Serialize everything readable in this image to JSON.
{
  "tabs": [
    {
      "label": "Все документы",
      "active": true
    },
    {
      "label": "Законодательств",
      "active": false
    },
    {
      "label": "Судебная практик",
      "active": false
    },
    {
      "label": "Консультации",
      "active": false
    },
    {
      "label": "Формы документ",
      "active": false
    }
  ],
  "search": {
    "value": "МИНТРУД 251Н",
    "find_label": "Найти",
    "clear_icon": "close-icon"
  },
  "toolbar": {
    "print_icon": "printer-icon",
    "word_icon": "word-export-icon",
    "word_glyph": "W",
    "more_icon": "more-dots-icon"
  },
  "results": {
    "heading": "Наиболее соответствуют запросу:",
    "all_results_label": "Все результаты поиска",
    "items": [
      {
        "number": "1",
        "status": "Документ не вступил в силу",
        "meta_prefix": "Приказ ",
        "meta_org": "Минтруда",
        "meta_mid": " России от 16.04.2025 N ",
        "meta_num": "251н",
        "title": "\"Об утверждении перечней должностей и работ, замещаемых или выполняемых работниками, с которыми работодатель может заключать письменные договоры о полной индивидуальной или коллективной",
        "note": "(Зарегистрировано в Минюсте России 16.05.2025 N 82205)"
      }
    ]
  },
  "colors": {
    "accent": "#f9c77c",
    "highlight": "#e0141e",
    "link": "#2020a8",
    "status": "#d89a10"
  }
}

**What is being asked**
Make a verbatim copy of every entry shown above.

**Response for this exercise**
Serialize everything readable in this image to JSON.
{
  "tabs": [
    {
      "label": "Все документы",
      "active": true
    },
    {
      "label": "Законодательств",
      "active": false
    },
    {
      "label": "Судебная практик",
      "active": false
    },
    {
      "label": "Консультации",
      "active": false
    },
    {
      "label": "Формы документ",
      "active": false
    }
  ],
  "search": {
    "value": "МИНТРУД 251Н",
    "find_label": "Найти",
    "clear_icon": "close-icon"
  },
  "toolbar": {
    "print_icon": "printer-icon",
    "word_icon": "word-export-icon",
    "word_glyph": "W",
    "more_icon": "more-dots-icon"
  },
  "results": {
    "heading": "Наиболее соответствуют запросу:",
    "all_results_label": "Все результаты поиска",
    "items": [
      {
        "number": "1",
        "status": "Документ не вступил в силу",
        "meta_prefix": "Приказ ",
        "meta_org": "Минтруда",
        "meta_mid": " России от 16.04.2025 N ",
        "meta_num": "251н",
        "title": "\"Об утверждении перечней должностей и работ, замещаемых или выполняемых работниками, с которыми работодатель может заключать письменные договоры о полной индивидуальной или коллективной",
        "note": "(Зарегистрировано в Минюсте России 16.05.2025 N 82205)"
      }
    ]
  },
  "colors": {
    "accent": "#f9c77c",
    "highlight": "#e0141e",
    "link": "#2020a8",
    "status": "#d89a10"
  }
}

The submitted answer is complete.